본문
___

13.1.4 File Structure

File type은 file 내부 구조를 나타내는 데도 쓰일 수 있다. Source/object files는 그것을 읽는 programs가 기대하는 structures를 가진다. Executable file은 OS loader가 memory에 어디에 load하고 first instruction이 어디인지 알 수 있도록 specific structure를 가져야 한다.

OS가 여러 file structures를 직접 support하면 application 개발이 쉬워질 수 있지만, OS가 커지고 둔해진다. 다섯 가지 file structures를 정의하면 OS는 그 structures를 지원하는 code를 모두 포함해야 하고, 새 application이 OS가 모르는 structure를 요구하면 문제가 생긴다. 예를 들어 OS가 text file과 executable binary만 지원한다고 할 때, encrypted file은 text도 executable도 아니어서 file-type mechanism을 우회하거나 misuse해야 할 수 있다.

UNIX, Windows 등 많은 systems는 최소한의 file structure만 impose/support한다. UNIX는 file을 8-bit bytes sequence로 보고, OS는 bits를 해석하지 않는다. 이 방식은 maximum flexibility를 제공하지만 support는 적다. 각 application이 input file structure를 스스로 해석해야 한다. 그래도 모든 OS는 적어도 executable file structure는 알아야 한다. Programs를 load/run해야 하기 때문이다.

___

저장된 데이터

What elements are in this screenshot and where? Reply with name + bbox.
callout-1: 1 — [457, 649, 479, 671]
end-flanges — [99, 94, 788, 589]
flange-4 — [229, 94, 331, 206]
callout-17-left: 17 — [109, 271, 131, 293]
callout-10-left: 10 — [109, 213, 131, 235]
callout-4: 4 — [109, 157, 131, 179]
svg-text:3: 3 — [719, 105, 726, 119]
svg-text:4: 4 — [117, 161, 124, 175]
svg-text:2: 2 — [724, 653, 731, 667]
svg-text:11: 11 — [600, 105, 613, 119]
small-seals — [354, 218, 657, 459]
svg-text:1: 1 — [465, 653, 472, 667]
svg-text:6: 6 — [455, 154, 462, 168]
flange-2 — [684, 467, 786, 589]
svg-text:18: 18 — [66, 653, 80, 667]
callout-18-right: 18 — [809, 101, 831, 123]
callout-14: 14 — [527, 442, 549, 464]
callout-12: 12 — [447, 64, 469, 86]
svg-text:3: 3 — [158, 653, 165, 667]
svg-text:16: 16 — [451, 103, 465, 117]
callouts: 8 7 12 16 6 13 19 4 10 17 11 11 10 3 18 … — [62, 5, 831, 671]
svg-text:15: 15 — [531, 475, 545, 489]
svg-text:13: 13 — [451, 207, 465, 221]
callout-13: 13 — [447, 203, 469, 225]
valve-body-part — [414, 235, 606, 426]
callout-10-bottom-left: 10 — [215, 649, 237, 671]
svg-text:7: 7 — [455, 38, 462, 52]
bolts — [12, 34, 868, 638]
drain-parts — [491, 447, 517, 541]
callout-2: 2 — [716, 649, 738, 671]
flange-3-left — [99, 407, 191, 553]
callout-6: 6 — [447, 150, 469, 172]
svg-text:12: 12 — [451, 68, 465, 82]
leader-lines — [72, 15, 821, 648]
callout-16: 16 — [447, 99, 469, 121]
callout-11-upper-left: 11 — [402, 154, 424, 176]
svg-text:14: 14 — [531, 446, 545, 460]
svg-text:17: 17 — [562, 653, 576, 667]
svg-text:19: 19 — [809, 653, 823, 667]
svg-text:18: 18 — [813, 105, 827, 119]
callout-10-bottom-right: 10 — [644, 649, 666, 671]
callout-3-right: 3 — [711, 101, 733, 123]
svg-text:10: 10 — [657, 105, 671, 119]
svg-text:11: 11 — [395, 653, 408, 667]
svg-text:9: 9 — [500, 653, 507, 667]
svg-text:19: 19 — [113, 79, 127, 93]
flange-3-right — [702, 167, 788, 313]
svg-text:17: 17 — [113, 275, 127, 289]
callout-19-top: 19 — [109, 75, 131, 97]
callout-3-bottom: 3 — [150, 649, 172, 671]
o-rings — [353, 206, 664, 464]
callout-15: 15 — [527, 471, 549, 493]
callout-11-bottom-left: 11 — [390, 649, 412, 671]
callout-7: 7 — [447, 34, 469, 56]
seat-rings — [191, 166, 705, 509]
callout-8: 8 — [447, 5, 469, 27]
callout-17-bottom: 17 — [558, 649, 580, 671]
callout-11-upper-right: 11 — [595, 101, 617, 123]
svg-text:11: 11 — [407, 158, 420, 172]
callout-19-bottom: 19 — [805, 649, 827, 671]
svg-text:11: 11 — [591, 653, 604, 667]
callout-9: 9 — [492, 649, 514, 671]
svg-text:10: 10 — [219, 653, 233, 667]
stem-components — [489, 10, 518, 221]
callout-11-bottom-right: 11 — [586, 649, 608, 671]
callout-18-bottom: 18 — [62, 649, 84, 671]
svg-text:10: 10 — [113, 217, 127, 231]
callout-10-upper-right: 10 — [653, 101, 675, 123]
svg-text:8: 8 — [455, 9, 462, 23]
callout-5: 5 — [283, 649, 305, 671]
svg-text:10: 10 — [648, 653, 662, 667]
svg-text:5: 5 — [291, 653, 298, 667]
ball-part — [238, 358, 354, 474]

___

도전 과제 1
본문에서 "OS가 여러 file"부터 "misuse해야 할 수 있다."까지를 한 글자도 바꾸지 말고 옮겨 적으십시오.
도전 과제 2
본문의 내용을 두 문장으로 요약하십시오.
도전 과제 3
본문에 따르면 UNIX는 파일을 무엇으로 보는지 답하십시오.

최종 답변 1
OS가 여러 file structures를 직접 support하면 application 개발이 쉬워질 수 있지만, OS가 커지고 둔해진다. 다섯 가지 file structures를 정의하면 OS는 그 structures를 지원하는 code를 모두 포함해야 하고, 새 application이 OS가 모르는 structure를 요구하면 문제가 생긴다. 예를 들어 OS가 text file과 executable binary만 지원한다고 할 때, encrypted file은 text도 executable도 아니어서 file-type mechanism을 우회하거나 misuse해야 할 수 있다.

최종 답변 2
OS가 여러 파일 구조를 직접 지원하면 애플리케이션 개발은 쉬워질 수 있지만 OS가 커지고 둔해지며, 새 애플리케이션이 OS가 모르는 구조를 요구하면 문제가 생긴다. UNIX, Windows 등 많은 시스템은 최소한의 파일 구조만 지원하여 각 애플리케이션이 입력 파일 구조를 스스로 해석해야 하지만, 모든 OS는 프로그램을 로드하고 실행해야 하므로 적어도 실행 파일 구조는 알아야 한다.

최종 답변 3
8비트 바이트의 시퀀스로 본다.